[Dataset items]
____________________

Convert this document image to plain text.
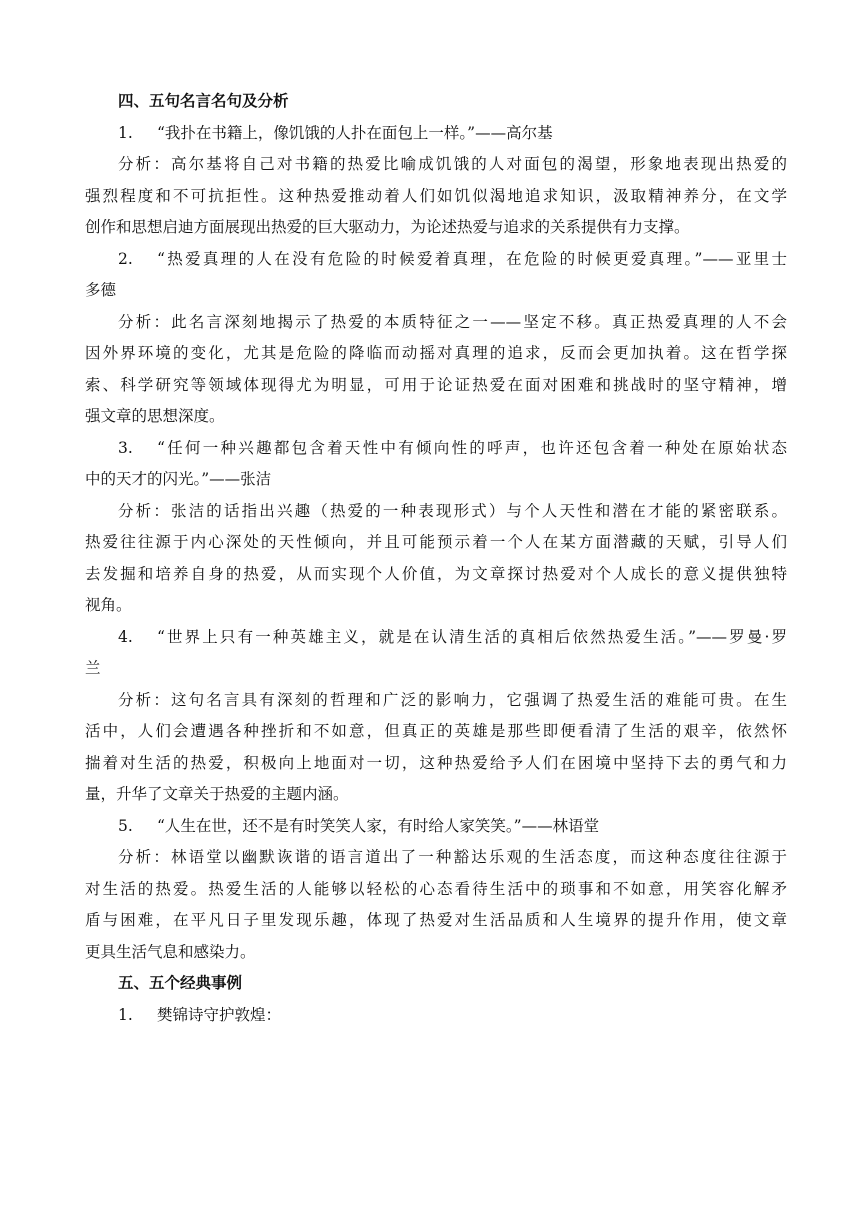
四、五句名言名句及分析
1. “我扑在书籍上，像饥饿的人扑在面包上一样。”——高尔基
分析：高尔基将自己对书籍的热爱比喻成饥饿的人对面包的渴望，形象地表现出热爱的
强烈程度和不可抗拒性。这种热爱推动着人们如饥似渴地追求知识，汲取精神养分，在文学
创作和思想启迪方面展现出热爱的巨大驱动力，为论述热爱与追求的关系提供有力支撑。
2. “热爱真理的人在没有危险的时候爱着真理，在危险的时候更爱真理。”——亚里士
多德
分析：此名言深刻地揭示了热爱的本质特征之一——坚定不移。真正热爱真理的人不会
因外界环境的变化，尤其是危险的降临而动摇对真理的追求，反而会更加执着。这在哲学探
索、科学研究等领域体现得尤为明显，可用于论证热爱在面对困难和挑战时的坚守精神，增
强文章的思想深度。
3. “任何一种兴趣都包含着天性中有倾向性的呼声，也许还包含着一种处在原始状态
中的天才的闪光。”——张洁
分析：张洁的话指出兴趣（热爱的一种表现形式）与个人天性和潜在才能的紧密联系。
热爱往往源于内心深处的天性倾向，并且可能预示着一个人在某方面潜藏的天赋，引导人们
去发掘和培养自身的热爱，从而实现个人价值，为文章探讨热爱对个人成长的意义提供独特
视角。
4. “世界上只有一种英雄主义，就是在认清生活的真相后依然热爱生活。”——罗曼·罗
兰
分析：这句名言具有深刻的哲理和广泛的影响力，它强调了热爱生活的难能可贵。在生
活中，人们会遭遇各种挫折和不如意，但真正的英雄是那些即便看清了生活的艰辛，依然怀
揣着对生活的热爱，积极向上地面对一切，这种热爱给予人们在困境中坚持下去的勇气和力
量，升华了文章关于热爱的主题内涵。
5. “人生在世，还不是有时笑笑人家，有时给人家笑笑。”——林语堂
分析：林语堂以幽默诙谐的语言道出了一种豁达乐观的生活态度，而这种态度往往源于
对生活的热爱。热爱生活的人能够以轻松的心态看待生活中的琐事和不如意，用笑容化解矛
盾与困难，在平凡日子里发现乐趣，体现了热爱对生活品质和人生境界的提升作用，使文章
更具生活气息和感染力。
五、五个经典事例
1. 樊锦诗守护敦煌：
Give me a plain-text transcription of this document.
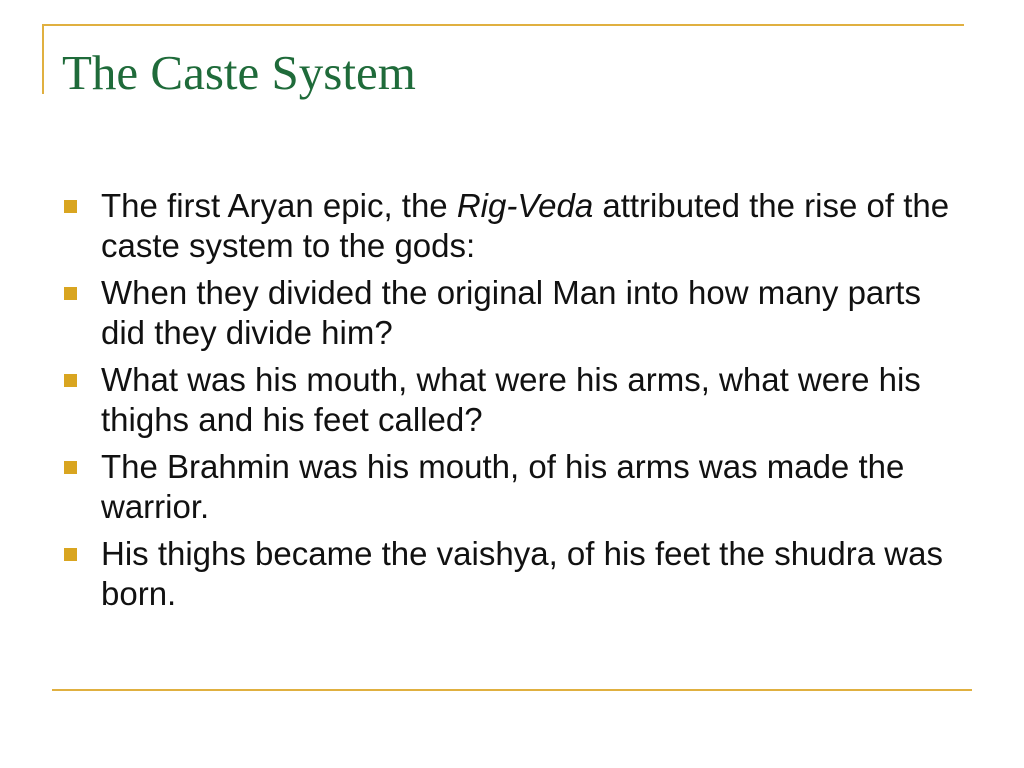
The Caste System
The first Aryan epic, the Rig-Veda attributed the rise of the caste system to the gods:
When they divided the original Man into how many parts did they divide him?
What was his mouth, what were his arms, what were his thighs and his feet called?
The Brahmin was his mouth, of his arms was made the warrior.
His thighs became the vaishya, of his feet the shudra was born.
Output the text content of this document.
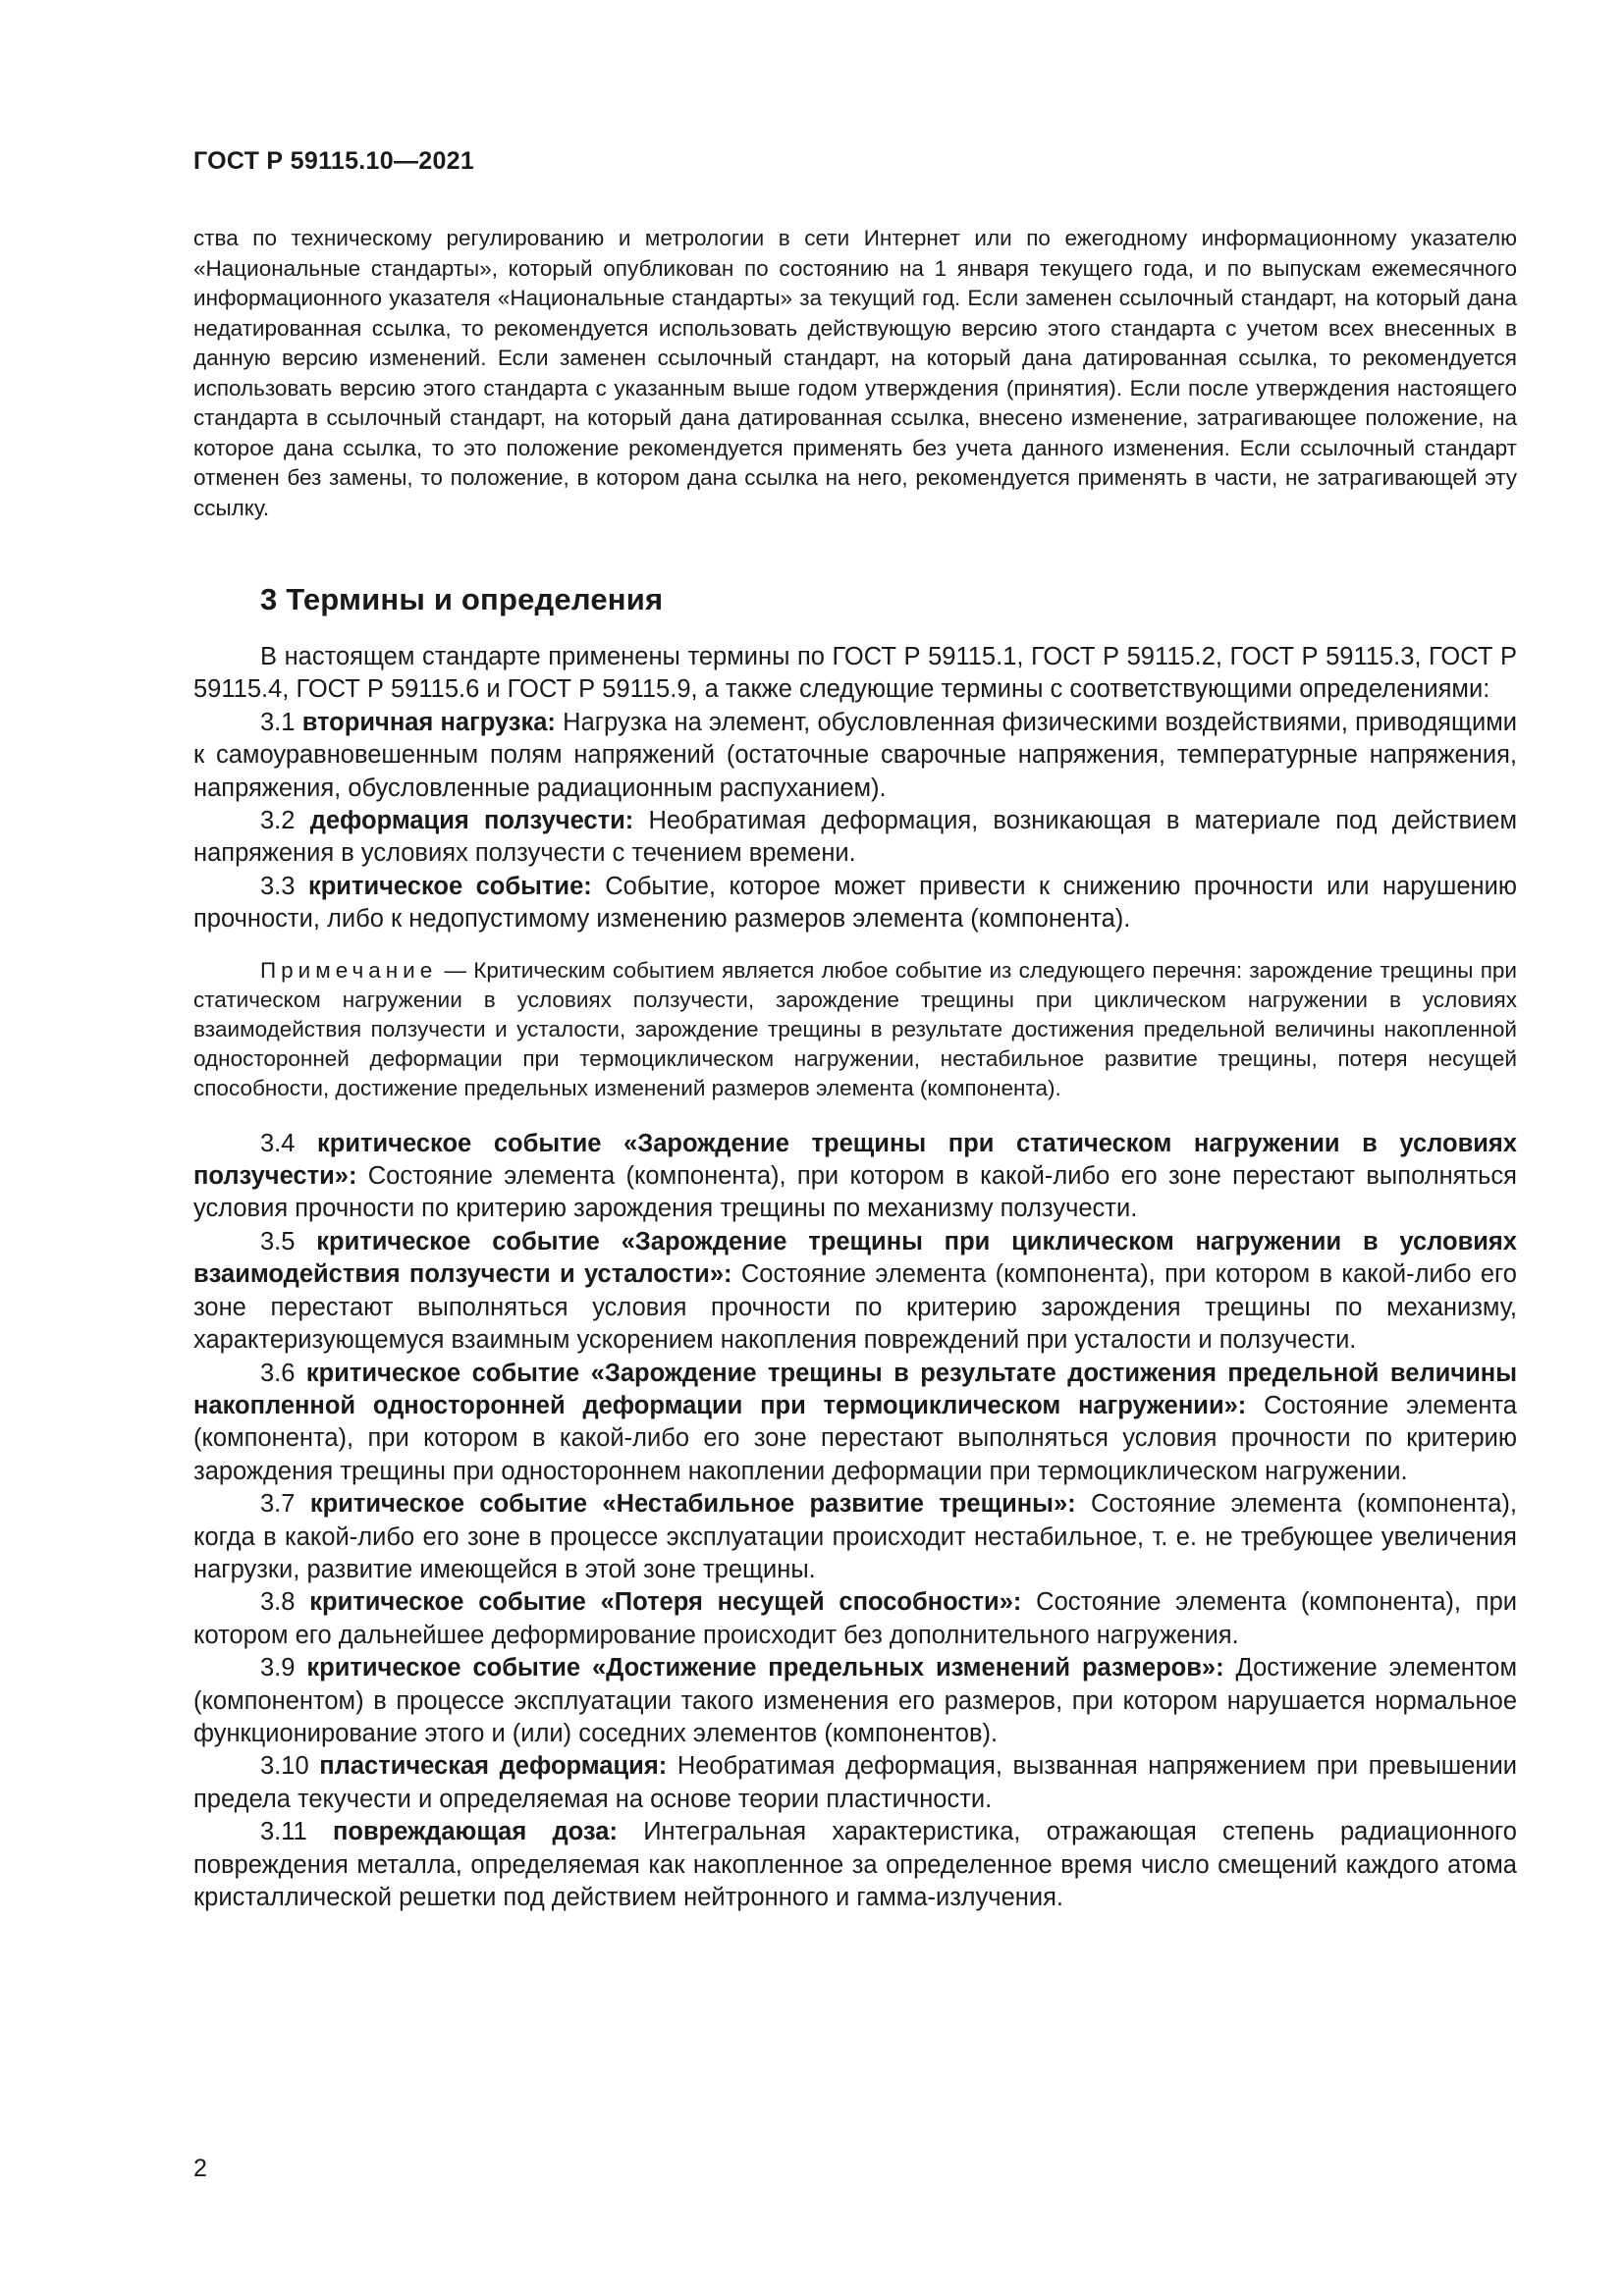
ГОСТ Р 59115.10—2021
ства по техническому регулированию и метрологии в сети Интернет или по ежегодному информационному указателю «Национальные стандарты», который опубликован по состоянию на 1 января текущего года, и по выпускам ежемесячного информационного указателя «Национальные стандарты» за текущий год. Если заменен ссылочный стандарт, на который дана недатированная ссылка, то рекомендуется использовать действующую версию этого стандарта с учетом всех внесенных в данную версию изменений. Если заменен ссылочный стандарт, на который дана датированная ссылка, то рекомендуется использовать версию этого стандарта с указанным выше годом утверждения (принятия). Если после утверждения настоящего стандарта в ссылочный стандарт, на который дана датированная ссылка, внесено изменение, затрагивающее положение, на которое дана ссылка, то это положение рекомендуется применять без учета данного изменения. Если ссылочный стандарт отменен без замены, то положение, в котором дана ссылка на него, рекомендуется применять в части, не затрагивающей эту ссылку.
3 Термины и определения

В настоящем стандарте применены термины по ГОСТ Р 59115.1, ГОСТ Р 59115.2, ГОСТ Р 59115.3, ГОСТ Р 59115.4, ГОСТ Р 59115.6 и ГОСТ Р 59115.9, а также следующие термины с соответствующими определениями:

3.1 вторичная нагрузка: Нагрузка на элемент, обусловленная физическими воздействиями, приводящими к самоуравновешенным полям напряжений (остаточные сварочные напряжения, температурные напряжения, напряжения, обусловленные радиационным распуханием).

3.2 деформация ползучести: Необратимая деформация, возникающая в материале под действием напряжения в условиях ползучести с течением времени.

3.3 критическое событие: Событие, которое может привести к снижению прочности или нарушению прочности, либо к недопустимому изменению размеров элемента (компонента).

Примечание — Критическим событием является любое событие из следующего перечня: зарождение трещины при статическом нагружении в условиях ползучести, зарождение трещины при циклическом нагружении в условиях взаимодействия ползучести и усталости, зарождение трещины в результате достижения предельной величины накопленной односторонней деформации при термоциклическом нагружении, нестабильное развитие трещины, потеря несущей способности, достижение предельных изменений размеров элемента (компонента).

3.4 критическое событие «Зарождение трещины при статическом нагружении в условиях ползучести»: Состояние элемента (компонента), при котором в какой-либо его зоне перестают выполняться условия прочности по критерию зарождения трещины по механизму ползучести.

3.5 критическое событие «Зарождение трещины при циклическом нагружении в условиях взаимодействия ползучести и усталости»: Состояние элемента (компонента), при котором в какой-либо его зоне перестают выполняться условия прочности по критерию зарождения трещины по механизму, характеризующемуся взаимным ускорением накопления повреждений при усталости и ползучести.

3.6 критическое событие «Зарождение трещины в результате достижения предельной величины накопленной односторонней деформации при термоциклическом нагружении»: Состояние элемента (компонента), при котором в какой-либо его зоне перестают выполняться условия прочности по критерию зарождения трещины при одностороннем накоплении деформации при термоциклическом нагружении.

3.7 критическое событие «Нестабильное развитие трещины»: Состояние элемента (компонента), когда в какой-либо его зоне в процессе эксплуатации происходит нестабильное, т. е. не требующее увеличения нагрузки, развитие имеющейся в этой зоне трещины.

3.8 критическое событие «Потеря несущей способности»: Состояние элемента (компонента), при котором его дальнейшее деформирование происходит без дополнительного нагружения.

3.9 критическое событие «Достижение предельных изменений размеров»: Достижение элементом (компонентом) в процессе эксплуатации такого изменения его размеров, при котором нарушается нормальное функционирование этого и (или) соседних элементов (компонентов).

3.10 пластическая деформация: Необратимая деформация, вызванная напряжением при превышении предела текучести и определяемая на основе теории пластичности.

3.11 повреждающая доза: Интегральная характеристика, отражающая степень радиационного повреждения металла, определяемая как накопленное за определенное время число смещений каждого атома кристаллической решетки под действием нейтронного и гамма-излучения.

2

____________________

Exercise prompt: Apart from the pictures, the entries above are to be repeated in full and exactly.

Response to the task:
Convert this document image to plain text.
四、五句名言名句及分析
1. “我扑在书籍上，像饥饿的人扑在面包上一样。”——高尔基
分析：高尔基将自己对书籍的热爱比喻成饥饿的人对面包的渴望，形象地表现出热爱的
强烈程度和不可抗拒性。这种热爱推动着人们如饥似渴地追求知识，汲取精神养分，在文学
创作和思想启迪方面展现出热爱的巨大驱动力，为论述热爱与追求的关系提供有力支撑。
2. “热爱真理的人在没有危险的时候爱着真理，在危险的时候更爱真理。”——亚里士
多德
分析：此名言深刻地揭示了热爱的本质特征之一——坚定不移。真正热爱真理的人不会
因外界环境的变化，尤其是危险的降临而动摇对真理的追求，反而会更加执着。这在哲学探
索、科学研究等领域体现得尤为明显，可用于论证热爱在面对困难和挑战时的坚守精神，增
强文章的思想深度。
3. “任何一种兴趣都包含着天性中有倾向性的呼声，也许还包含着一种处在原始状态
中的天才的闪光。”——张洁
分析：张洁的话指出兴趣（热爱的一种表现形式）与个人天性和潜在才能的紧密联系。
热爱往往源于内心深处的天性倾向，并且可能预示着一个人在某方面潜藏的天赋，引导人们
去发掘和培养自身的热爱，从而实现个人价值，为文章探讨热爱对个人成长的意义提供独特
视角。
4. “世界上只有一种英雄主义，就是在认清生活的真相后依然热爱生活。”——罗曼·罗
兰
分析：这句名言具有深刻的哲理和广泛的影响力，它强调了热爱生活的难能可贵。在生
活中，人们会遭遇各种挫折和不如意，但真正的英雄是那些即便看清了生活的艰辛，依然怀
揣着对生活的热爱，积极向上地面对一切，这种热爱给予人们在困境中坚持下去的勇气和力
量，升华了文章关于热爱的主题内涵。
5. “人生在世，还不是有时笑笑人家，有时给人家笑笑。”——林语堂
分析：林语堂以幽默诙谐的语言道出了一种豁达乐观的生活态度，而这种态度往往源于
对生活的热爱。热爱生活的人能够以轻松的心态看待生活中的琐事和不如意，用笑容化解矛
盾与困难，在平凡日子里发现乐趣，体现了热爱对生活品质和人生境界的提升作用，使文章
更具生活气息和感染力。
五、五个经典事例
1. 樊锦诗守护敦煌：
Give me a plain-text transcription of this document.
The Caste System
The first Aryan epic, the Rig-Veda attributed the rise of the caste system to the gods:
When they divided the original Man into how many parts did they divide him?
What was his mouth, what were his arms, what were his thighs and his feet called?
The Brahmin was his mouth, of his arms was made the warrior.
His thighs became the vaishya, of his feet the shudra was born.
Output the text content of this document.
ГОСТ Р 59115.10—2021
ства по техническому регулированию и метрологии в сети Интернет или по ежегодному информационному указателю «Национальные стандарты», который опубликован по состоянию на 1 января текущего года, и по выпускам ежемесячного информационного указателя «Национальные стандарты» за текущий год. Если заменен ссылочный стандарт, на который дана недатированная ссылка, то рекомендуется использовать действующую версию этого стандарта с учетом всех внесенных в данную версию изменений. Если заменен ссылочный стандарт, на который дана датированная ссылка, то рекомендуется использовать версию этого стандарта с указанным выше годом утверждения (принятия). Если после утверждения настоящего стандарта в ссылочный стандарт, на который дана датированная ссылка, внесено изменение, затрагивающее положение, на которое дана ссылка, то это положение рекомендуется применять без учета данного изменения. Если ссылочный стандарт отменен без замены, то положение, в котором дана ссылка на него, рекомендуется применять в части, не затрагивающей эту ссылку.
3 Термины и определения

В настоящем стандарте применены термины по ГОСТ Р 59115.1, ГОСТ Р 59115.2, ГОСТ Р 59115.3, ГОСТ Р 59115.4, ГОСТ Р 59115.6 и ГОСТ Р 59115.9, а также следующие термины с соответствующими определениями:

3.1 вторичная нагрузка: Нагрузка на элемент, обусловленная физическими воздействиями, приводящими к самоуравновешенным полям напряжений (остаточные сварочные напряжения, температурные напряжения, напряжения, обусловленные радиационным распуханием).

3.2 деформация ползучести: Необратимая деформация, возникающая в материале под действием напряжения в условиях ползучести с течением времени.

3.3 критическое событие: Событие, которое может привести к снижению прочности или нарушению прочности, либо к недопустимому изменению размеров элемента (компонента).

Примечание — Критическим событием является любое событие из следующего перечня: зарождение трещины при статическом нагружении в условиях ползучести, зарождение трещины при циклическом нагружении в условиях взаимодействия ползучести и усталости, зарождение трещины в результате достижения предельной величины накопленной односторонней деформации при термоциклическом нагружении, нестабильное развитие трещины, потеря несущей способности, достижение предельных изменений размеров элемента (компонента).

3.4 критическое событие «Зарождение трещины при статическом нагружении в условиях ползучести»: Состояние элемента (компонента), при котором в какой-либо его зоне перестают выполняться условия прочности по критерию зарождения трещины по механизму ползучести.

3.5 критическое событие «Зарождение трещины при циклическом нагружении в условиях взаимодействия ползучести и усталости»: Состояние элемента (компонента), при котором в какой-либо его зоне перестают выполняться условия прочности по критерию зарождения трещины по механизму, характеризующемуся взаимным ускорением накопления повреждений при усталости и ползучести.

3.6 критическое событие «Зарождение трещины в результате достижения предельной величины накопленной односторонней деформации при термоциклическом нагружении»: Состояние элемента (компонента), при котором в какой-либо его зоне перестают выполняться условия прочности по критерию зарождения трещины при одностороннем накоплении деформации при термоциклическом нагружении.

3.7 критическое событие «Нестабильное развитие трещины»: Состояние элемента (компонента), когда в какой-либо его зоне в процессе эксплуатации происходит нестабильное, т. е. не требующее увеличения нагрузки, развитие имеющейся в этой зоне трещины.

3.8 критическое событие «Потеря несущей способности»: Состояние элемента (компонента), при котором его дальнейшее деформирование происходит без дополнительного нагружения.

3.9 критическое событие «Достижение предельных изменений размеров»: Достижение элементом (компонентом) в процессе эксплуатации такого изменения его размеров, при котором нарушается нормальное функционирование этого и (или) соседних элементов (компонентов).

3.10 пластическая деформация: Необратимая деформация, вызванная напряжением при превышении предела текучести и определяемая на основе теории пластичности.

3.11 повреждающая доза: Интегральная характеристика, отражающая степень радиационного повреждения металла, определяемая как накопленное за определенное время число смещений каждого атома кристаллической решетки под действием нейтронного и гамма-излучения.

2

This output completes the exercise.